_REQUIREMENTS_: Please set down each line of the material below word for word, leaving nothing out and changing nothing.

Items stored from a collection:

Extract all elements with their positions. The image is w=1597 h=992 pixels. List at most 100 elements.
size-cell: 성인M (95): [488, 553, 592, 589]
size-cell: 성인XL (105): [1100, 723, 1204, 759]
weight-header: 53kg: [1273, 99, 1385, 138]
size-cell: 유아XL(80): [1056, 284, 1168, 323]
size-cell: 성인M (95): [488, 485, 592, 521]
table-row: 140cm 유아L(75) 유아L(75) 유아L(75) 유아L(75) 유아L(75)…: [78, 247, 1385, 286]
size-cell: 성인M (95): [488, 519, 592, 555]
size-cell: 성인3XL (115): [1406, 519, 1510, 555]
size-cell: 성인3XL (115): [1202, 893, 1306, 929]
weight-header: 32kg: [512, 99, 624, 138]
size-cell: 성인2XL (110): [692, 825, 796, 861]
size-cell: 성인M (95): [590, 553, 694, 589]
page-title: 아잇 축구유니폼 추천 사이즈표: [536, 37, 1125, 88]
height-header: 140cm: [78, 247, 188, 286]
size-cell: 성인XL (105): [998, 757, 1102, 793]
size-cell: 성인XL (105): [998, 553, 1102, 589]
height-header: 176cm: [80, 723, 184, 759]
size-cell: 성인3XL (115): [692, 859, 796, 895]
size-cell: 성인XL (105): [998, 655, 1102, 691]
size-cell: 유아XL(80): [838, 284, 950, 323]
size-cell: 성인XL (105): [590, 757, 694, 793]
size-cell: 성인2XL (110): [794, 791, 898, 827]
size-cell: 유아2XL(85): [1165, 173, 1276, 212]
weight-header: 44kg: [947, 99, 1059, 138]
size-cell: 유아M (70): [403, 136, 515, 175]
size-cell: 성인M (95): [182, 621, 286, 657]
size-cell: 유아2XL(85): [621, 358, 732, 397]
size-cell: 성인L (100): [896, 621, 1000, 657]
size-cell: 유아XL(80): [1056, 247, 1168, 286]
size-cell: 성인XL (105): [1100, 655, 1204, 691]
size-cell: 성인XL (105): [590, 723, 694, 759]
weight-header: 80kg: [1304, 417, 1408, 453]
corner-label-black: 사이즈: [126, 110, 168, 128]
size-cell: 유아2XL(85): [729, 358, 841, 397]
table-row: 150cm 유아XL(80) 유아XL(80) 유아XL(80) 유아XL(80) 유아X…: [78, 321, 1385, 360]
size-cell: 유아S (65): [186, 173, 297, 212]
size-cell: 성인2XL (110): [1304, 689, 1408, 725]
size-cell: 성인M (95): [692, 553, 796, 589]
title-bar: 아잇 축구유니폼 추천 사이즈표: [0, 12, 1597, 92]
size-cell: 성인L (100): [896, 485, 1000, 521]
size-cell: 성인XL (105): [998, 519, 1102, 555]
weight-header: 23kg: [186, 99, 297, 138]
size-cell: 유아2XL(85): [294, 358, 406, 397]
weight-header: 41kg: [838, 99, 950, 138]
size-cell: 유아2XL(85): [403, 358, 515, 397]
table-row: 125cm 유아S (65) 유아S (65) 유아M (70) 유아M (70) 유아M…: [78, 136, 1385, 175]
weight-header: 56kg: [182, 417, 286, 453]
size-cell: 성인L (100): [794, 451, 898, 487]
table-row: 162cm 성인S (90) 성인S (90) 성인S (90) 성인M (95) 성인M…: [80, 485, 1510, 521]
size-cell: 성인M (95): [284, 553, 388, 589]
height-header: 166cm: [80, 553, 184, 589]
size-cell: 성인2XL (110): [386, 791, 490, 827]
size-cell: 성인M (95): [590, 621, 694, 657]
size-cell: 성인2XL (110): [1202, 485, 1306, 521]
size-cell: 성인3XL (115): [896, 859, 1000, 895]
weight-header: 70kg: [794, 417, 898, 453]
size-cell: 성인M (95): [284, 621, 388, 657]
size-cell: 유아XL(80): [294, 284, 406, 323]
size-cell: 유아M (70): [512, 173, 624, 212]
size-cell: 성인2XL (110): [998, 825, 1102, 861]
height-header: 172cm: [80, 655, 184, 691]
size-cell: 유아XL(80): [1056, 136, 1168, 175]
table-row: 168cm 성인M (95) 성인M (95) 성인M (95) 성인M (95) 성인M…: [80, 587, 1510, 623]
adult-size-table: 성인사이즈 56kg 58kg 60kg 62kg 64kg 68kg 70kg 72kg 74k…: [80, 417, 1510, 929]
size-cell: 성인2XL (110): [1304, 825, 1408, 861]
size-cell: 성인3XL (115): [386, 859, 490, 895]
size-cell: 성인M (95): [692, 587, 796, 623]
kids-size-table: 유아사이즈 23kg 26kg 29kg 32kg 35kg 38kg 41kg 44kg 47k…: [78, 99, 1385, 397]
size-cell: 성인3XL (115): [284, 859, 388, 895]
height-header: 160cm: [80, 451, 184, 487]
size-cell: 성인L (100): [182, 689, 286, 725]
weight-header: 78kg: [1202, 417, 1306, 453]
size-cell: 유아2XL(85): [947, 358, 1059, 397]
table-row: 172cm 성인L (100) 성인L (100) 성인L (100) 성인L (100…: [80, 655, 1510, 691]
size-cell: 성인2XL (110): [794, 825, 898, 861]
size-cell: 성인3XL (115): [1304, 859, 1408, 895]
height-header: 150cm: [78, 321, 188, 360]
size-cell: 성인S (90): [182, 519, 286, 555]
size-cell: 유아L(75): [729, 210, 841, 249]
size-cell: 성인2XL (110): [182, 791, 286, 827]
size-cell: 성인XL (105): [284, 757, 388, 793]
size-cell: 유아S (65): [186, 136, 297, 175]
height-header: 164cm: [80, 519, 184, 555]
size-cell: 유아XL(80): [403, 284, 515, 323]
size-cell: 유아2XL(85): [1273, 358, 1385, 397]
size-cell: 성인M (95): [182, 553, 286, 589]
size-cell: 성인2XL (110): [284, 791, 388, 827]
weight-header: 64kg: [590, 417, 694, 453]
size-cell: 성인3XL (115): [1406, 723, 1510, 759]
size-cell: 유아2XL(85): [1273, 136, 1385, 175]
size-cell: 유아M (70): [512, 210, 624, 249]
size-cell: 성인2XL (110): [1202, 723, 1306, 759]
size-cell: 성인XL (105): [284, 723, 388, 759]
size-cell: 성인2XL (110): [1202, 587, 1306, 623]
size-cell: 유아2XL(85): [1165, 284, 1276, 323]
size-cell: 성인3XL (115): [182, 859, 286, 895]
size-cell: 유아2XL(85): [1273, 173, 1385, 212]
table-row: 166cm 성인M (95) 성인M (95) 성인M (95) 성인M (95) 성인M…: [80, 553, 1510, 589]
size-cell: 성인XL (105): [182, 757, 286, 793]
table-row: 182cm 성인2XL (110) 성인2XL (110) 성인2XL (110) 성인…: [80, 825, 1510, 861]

_WORKED ANSWER_:
Extract all elements with their positions. The image is w=1597 h=992 pixels. List at most 100 elements.
size-cell: 성인M (95): [488, 553, 592, 589]
size-cell: 성인XL (105): [1100, 723, 1204, 759]
weight-header: 53kg: [1273, 99, 1385, 138]
size-cell: 유아XL(80): [1056, 284, 1168, 323]
size-cell: 성인M (95): [488, 485, 592, 521]
table-row: 140cm 유아L(75) 유아L(75) 유아L(75) 유아L(75) 유아L(75)…: [78, 247, 1385, 286]
size-cell: 성인M (95): [488, 519, 592, 555]
size-cell: 성인3XL (115): [1406, 519, 1510, 555]
size-cell: 성인3XL (115): [1202, 893, 1306, 929]
weight-header: 32kg: [512, 99, 624, 138]
size-cell: 성인2XL (110): [692, 825, 796, 861]
size-cell: 성인M (95): [590, 553, 694, 589]
page-title: 아잇 축구유니폼 추천 사이즈표: [536, 37, 1125, 88]
height-header: 140cm: [78, 247, 188, 286]
size-cell: 성인XL (105): [998, 757, 1102, 793]
size-cell: 성인XL (105): [998, 553, 1102, 589]
height-header: 176cm: [80, 723, 184, 759]
size-cell: 성인3XL (115): [692, 859, 796, 895]
size-cell: 성인XL (105): [998, 655, 1102, 691]
size-cell: 유아XL(80): [838, 284, 950, 323]
size-cell: 성인XL (105): [590, 757, 694, 793]
size-cell: 성인2XL (110): [794, 791, 898, 827]
size-cell: 유아2XL(85): [1165, 173, 1276, 212]
weight-header: 44kg: [947, 99, 1059, 138]
size-cell: 유아M (70): [403, 136, 515, 175]
size-cell: 성인M (95): [182, 621, 286, 657]
size-cell: 유아2XL(85): [621, 358, 732, 397]
size-cell: 성인L (100): [896, 621, 1000, 657]
size-cell: 유아XL(80): [1056, 247, 1168, 286]
size-cell: 성인XL (105): [1100, 655, 1204, 691]
size-cell: 성인XL (105): [590, 723, 694, 759]
weight-header: 80kg: [1304, 417, 1408, 453]
corner-label-black: 사이즈: [126, 110, 168, 128]
size-cell: 유아2XL(85): [729, 358, 841, 397]
table-row: 150cm 유아XL(80) 유아XL(80) 유아XL(80) 유아XL(80) 유아X…: [78, 321, 1385, 360]
size-cell: 유아S (65): [186, 173, 297, 212]
size-cell: 성인2XL (110): [1304, 689, 1408, 725]
size-cell: 성인M (95): [692, 553, 796, 589]
title-bar: 아잇 축구유니폼 추천 사이즈표: [0, 12, 1597, 92]
size-cell: 성인L (100): [896, 485, 1000, 521]
size-cell: 성인XL (105): [998, 519, 1102, 555]
weight-header: 23kg: [186, 99, 297, 138]
size-cell: 유아2XL(85): [294, 358, 406, 397]
weight-header: 41kg: [838, 99, 950, 138]
size-cell: 유아2XL(85): [403, 358, 515, 397]
table-row: 125cm 유아S (65) 유아S (65) 유아M (70) 유아M (70) 유아M…: [78, 136, 1385, 175]
weight-header: 56kg: [182, 417, 286, 453]
size-cell: 성인L (100): [794, 451, 898, 487]
table-row: 162cm 성인S (90) 성인S (90) 성인S (90) 성인M (95) 성인M…: [80, 485, 1510, 521]
size-cell: 성인M (95): [284, 553, 388, 589]
height-header: 166cm: [80, 553, 184, 589]
size-cell: 성인2XL (110): [386, 791, 490, 827]
size-cell: 성인M (95): [590, 621, 694, 657]
size-cell: 성인2XL (110): [1202, 485, 1306, 521]
size-cell: 성인3XL (115): [896, 859, 1000, 895]
weight-header: 70kg: [794, 417, 898, 453]
size-cell: 성인M (95): [284, 621, 388, 657]
size-cell: 유아XL(80): [294, 284, 406, 323]
size-cell: 유아M (70): [512, 173, 624, 212]
size-cell: 성인2XL (110): [998, 825, 1102, 861]
height-header: 172cm: [80, 655, 184, 691]
size-cell: 유아XL(80): [1056, 136, 1168, 175]
table-row: 168cm 성인M (95) 성인M (95) 성인M (95) 성인M (95) 성인M…: [80, 587, 1510, 623]
adult-size-table: 성인사이즈 56kg 58kg 60kg 62kg 64kg 68kg 70kg 72kg 74k…: [80, 417, 1510, 929]
size-cell: 성인2XL (110): [1304, 825, 1408, 861]
size-cell: 성인3XL (115): [386, 859, 490, 895]
size-cell: 성인M (95): [692, 587, 796, 623]
kids-size-table: 유아사이즈 23kg 26kg 29kg 32kg 35kg 38kg 41kg 44kg 47k…: [78, 99, 1385, 397]
size-cell: 성인3XL (115): [284, 859, 388, 895]
height-header: 160cm: [80, 451, 184, 487]
size-cell: 성인L (100): [182, 689, 286, 725]
weight-header: 78kg: [1202, 417, 1306, 453]
size-cell: 유아2XL(85): [947, 358, 1059, 397]
table-row: 172cm 성인L (100) 성인L (100) 성인L (100) 성인L (100…: [80, 655, 1510, 691]
size-cell: 성인2XL (110): [794, 825, 898, 861]
size-cell: 성인3XL (115): [1304, 859, 1408, 895]
height-header: 150cm: [78, 321, 188, 360]
size-cell: 성인S (90): [182, 519, 286, 555]
size-cell: 유아L(75): [729, 210, 841, 249]
size-cell: 성인2XL (110): [182, 791, 286, 827]
size-cell: 성인XL (105): [284, 757, 388, 793]
size-cell: 유아S (65): [186, 136, 297, 175]
height-header: 164cm: [80, 519, 184, 555]
size-cell: 유아XL(80): [403, 284, 515, 323]
size-cell: 유아2XL(85): [1273, 358, 1385, 397]
size-cell: 성인M (95): [182, 553, 286, 589]
size-cell: 성인2XL (110): [284, 791, 388, 827]
weight-header: 64kg: [590, 417, 694, 453]
size-cell: 성인3XL (115): [1406, 723, 1510, 759]
size-cell: 유아2XL(85): [1273, 136, 1385, 175]
size-cell: 유아M (70): [512, 210, 624, 249]
size-cell: 성인2XL (110): [1202, 723, 1306, 759]
size-cell: 성인XL (105): [284, 723, 388, 759]
size-cell: 성인2XL (110): [1202, 587, 1306, 623]
size-cell: 유아2XL(85): [1165, 284, 1276, 323]
size-cell: 성인3XL (115): [182, 859, 286, 895]
size-cell: 유아2XL(85): [1273, 173, 1385, 212]
table-row: 166cm 성인M (95) 성인M (95) 성인M (95) 성인M (95) 성인M…: [80, 553, 1510, 589]
size-cell: 성인XL (105): [182, 757, 286, 793]
table-row: 182cm 성인2XL (110) 성인2XL (110) 성인2XL (110) 성인…: [80, 825, 1510, 861]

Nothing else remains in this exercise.